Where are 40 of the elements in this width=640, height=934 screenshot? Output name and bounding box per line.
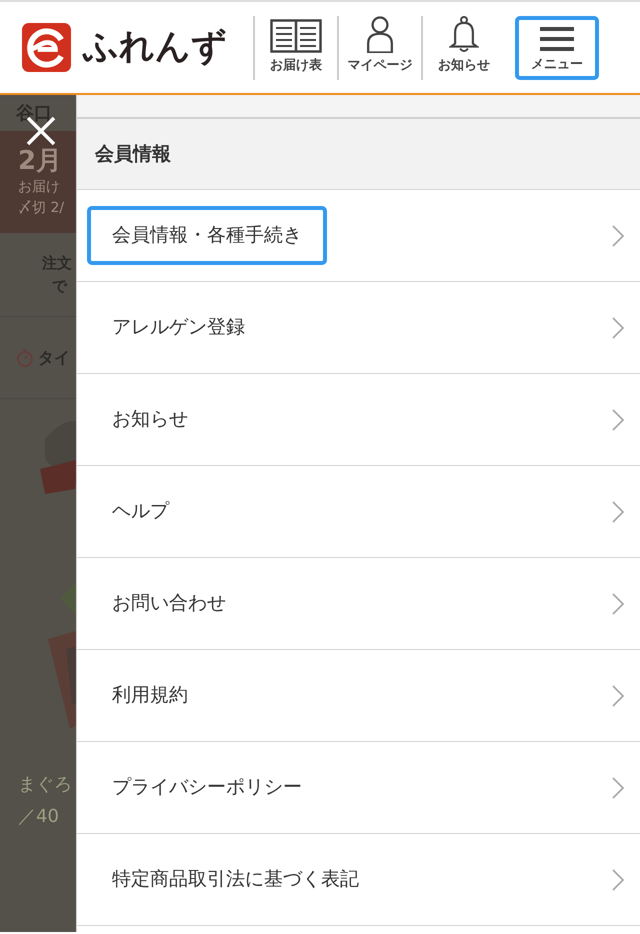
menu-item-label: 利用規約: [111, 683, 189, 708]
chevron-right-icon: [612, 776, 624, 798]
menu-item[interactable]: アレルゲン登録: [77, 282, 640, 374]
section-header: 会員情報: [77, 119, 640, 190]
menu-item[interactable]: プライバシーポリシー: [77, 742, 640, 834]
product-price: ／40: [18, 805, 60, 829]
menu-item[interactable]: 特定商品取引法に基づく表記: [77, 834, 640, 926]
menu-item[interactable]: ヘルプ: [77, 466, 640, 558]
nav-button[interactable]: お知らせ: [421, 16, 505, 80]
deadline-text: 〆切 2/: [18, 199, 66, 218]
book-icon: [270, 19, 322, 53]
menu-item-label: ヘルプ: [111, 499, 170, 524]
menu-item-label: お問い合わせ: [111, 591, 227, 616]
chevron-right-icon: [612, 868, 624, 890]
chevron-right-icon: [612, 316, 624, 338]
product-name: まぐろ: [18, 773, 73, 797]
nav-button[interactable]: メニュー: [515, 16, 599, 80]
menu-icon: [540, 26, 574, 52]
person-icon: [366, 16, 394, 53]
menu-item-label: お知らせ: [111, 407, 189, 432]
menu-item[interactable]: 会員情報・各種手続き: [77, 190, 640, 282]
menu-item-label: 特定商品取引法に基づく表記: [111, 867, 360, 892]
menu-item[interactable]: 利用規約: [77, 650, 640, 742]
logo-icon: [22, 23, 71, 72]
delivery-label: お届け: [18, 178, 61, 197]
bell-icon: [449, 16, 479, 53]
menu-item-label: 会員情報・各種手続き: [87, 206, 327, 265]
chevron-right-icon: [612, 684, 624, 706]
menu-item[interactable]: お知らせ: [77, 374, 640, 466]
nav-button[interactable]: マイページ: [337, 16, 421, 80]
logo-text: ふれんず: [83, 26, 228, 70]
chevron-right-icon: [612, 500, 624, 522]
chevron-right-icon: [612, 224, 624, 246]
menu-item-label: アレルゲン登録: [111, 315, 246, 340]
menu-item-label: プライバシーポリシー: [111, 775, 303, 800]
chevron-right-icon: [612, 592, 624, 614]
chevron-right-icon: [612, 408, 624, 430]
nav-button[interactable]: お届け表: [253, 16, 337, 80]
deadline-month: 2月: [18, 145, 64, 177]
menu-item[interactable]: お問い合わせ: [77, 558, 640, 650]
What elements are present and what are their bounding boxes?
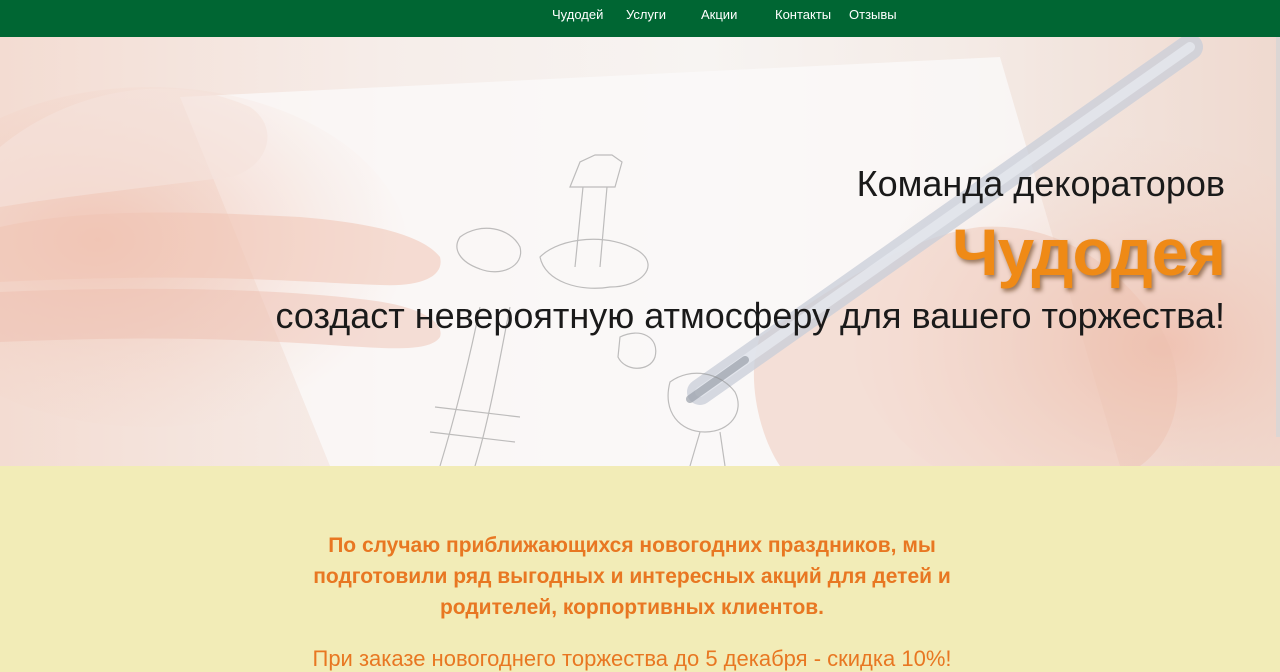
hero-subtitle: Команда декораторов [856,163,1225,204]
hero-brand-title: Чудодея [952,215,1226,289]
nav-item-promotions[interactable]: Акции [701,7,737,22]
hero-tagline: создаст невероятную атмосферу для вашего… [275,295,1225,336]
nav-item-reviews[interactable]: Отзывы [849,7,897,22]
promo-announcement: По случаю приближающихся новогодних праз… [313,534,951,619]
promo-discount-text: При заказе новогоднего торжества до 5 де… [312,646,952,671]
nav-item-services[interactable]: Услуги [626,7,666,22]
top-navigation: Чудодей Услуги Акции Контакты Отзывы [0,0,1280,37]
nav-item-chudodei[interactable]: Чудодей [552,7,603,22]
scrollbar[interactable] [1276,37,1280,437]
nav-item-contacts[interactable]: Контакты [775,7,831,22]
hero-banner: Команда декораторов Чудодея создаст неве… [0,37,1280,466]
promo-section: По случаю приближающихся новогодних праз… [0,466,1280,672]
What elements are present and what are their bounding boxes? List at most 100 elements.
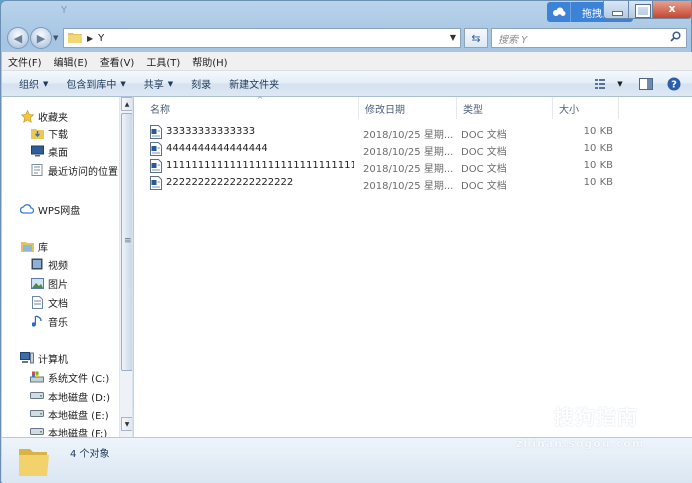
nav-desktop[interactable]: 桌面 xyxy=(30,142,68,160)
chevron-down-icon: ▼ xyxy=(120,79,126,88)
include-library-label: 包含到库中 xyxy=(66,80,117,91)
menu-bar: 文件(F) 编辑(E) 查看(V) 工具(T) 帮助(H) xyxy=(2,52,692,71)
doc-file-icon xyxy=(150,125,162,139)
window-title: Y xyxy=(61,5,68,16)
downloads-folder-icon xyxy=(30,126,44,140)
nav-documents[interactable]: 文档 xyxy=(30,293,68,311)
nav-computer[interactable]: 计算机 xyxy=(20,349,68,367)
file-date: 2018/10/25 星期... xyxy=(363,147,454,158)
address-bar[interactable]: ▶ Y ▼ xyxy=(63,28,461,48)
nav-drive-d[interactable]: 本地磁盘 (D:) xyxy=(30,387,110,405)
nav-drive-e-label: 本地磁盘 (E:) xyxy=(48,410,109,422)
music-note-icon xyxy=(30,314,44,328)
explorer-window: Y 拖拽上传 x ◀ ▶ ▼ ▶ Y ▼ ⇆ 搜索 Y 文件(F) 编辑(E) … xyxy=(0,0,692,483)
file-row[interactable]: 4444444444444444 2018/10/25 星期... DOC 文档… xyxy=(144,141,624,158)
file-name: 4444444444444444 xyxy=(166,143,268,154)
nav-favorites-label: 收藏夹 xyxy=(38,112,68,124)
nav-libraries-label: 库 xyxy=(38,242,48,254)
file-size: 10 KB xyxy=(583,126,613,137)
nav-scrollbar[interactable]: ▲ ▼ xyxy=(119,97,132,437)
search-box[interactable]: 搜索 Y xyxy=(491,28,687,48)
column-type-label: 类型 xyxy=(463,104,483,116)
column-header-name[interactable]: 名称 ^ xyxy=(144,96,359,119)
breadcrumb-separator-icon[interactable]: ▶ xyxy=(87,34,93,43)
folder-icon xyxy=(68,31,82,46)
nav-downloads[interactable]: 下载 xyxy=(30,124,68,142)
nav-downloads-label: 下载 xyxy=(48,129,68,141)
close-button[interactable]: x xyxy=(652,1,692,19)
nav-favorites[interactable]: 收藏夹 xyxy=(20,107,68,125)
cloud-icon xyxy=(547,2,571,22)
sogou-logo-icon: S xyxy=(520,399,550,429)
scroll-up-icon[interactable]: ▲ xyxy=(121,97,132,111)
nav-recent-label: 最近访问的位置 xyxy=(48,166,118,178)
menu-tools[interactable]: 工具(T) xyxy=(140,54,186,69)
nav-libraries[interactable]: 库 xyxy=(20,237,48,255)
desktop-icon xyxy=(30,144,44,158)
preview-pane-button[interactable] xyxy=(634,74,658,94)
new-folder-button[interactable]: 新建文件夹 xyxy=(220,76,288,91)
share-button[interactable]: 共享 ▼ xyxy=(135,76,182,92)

####

TASK PROMPT:
Take the lines of the records above, everything from the one containing "nav-desktop[interactable]: 桌面 xyxy=(30,142,68,160)" down to the one containing "explorer-window: Y 拖拽上传", and write them out again with "本地磁盘" replaced by "Local Disk", leaving everything else as it is.

OUTPUT OF THE TASK:
nav-desktop[interactable]: 桌面 xyxy=(30,142,68,160)
chevron-down-icon: ▼ xyxy=(120,79,126,88)
include-library-label: 包含到库中 xyxy=(66,80,117,91)
menu-bar: 文件(F) 编辑(E) 查看(V) 工具(T) 帮助(H) xyxy=(2,52,692,71)
doc-file-icon xyxy=(150,125,162,139)
window-title: Y xyxy=(61,5,68,16)
downloads-folder-icon xyxy=(30,126,44,140)
nav-documents[interactable]: 文档 xyxy=(30,293,68,311)
nav-computer[interactable]: 计算机 xyxy=(20,349,68,367)
file-date: 2018/10/25 星期... xyxy=(363,147,454,158)
address-bar[interactable]: ▶ Y ▼ xyxy=(63,28,461,48)
nav-drive-d[interactable]: Local Disk (D:) xyxy=(30,387,110,405)
nav-drive-e-label: Local Disk (E:) xyxy=(48,410,109,422)
music-note-icon xyxy=(30,314,44,328)
explorer-window: Y 拖拽上传 x ◀ ▶ ▼ ▶ Y ▼ ⇆ 搜索 Y 文件(F) 编辑(E) … xyxy=(0,0,692,483)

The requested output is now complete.